What needs to be done:
Copy each line in which the string "title" occurs.

--- Input for this task ---

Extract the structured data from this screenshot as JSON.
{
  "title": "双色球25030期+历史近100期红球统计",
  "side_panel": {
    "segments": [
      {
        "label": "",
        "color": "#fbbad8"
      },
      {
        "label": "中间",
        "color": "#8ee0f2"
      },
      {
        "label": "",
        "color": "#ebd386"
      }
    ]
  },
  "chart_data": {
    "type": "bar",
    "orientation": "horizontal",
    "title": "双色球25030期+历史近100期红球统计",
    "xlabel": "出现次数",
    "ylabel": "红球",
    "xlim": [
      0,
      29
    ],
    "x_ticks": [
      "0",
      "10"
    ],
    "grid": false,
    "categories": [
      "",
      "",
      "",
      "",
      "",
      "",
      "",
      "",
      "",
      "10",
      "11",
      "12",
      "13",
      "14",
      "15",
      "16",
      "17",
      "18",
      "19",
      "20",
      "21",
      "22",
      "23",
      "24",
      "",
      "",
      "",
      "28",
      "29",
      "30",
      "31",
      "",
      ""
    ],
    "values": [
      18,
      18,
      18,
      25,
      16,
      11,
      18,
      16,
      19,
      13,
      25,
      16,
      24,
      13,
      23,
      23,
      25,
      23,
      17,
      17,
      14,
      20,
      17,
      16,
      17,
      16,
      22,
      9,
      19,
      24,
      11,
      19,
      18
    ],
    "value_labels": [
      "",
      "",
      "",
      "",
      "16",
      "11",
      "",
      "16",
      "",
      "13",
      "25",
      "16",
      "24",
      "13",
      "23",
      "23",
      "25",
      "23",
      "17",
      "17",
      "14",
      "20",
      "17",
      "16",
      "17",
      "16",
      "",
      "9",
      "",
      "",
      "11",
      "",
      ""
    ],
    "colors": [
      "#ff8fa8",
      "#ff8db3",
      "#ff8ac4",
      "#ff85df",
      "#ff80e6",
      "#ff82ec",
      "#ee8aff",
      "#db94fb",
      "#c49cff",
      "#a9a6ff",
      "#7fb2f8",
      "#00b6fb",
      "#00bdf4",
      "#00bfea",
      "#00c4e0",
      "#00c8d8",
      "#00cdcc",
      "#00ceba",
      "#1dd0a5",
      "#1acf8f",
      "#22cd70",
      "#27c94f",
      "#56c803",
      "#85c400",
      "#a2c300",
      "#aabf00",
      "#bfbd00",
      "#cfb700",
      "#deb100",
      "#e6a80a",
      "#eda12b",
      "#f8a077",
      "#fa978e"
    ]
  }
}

---

Task answer:
  "title": "双色球25030期+历史近100期红球统计",
    "title": "双色球25030期+历史近100期红球统计",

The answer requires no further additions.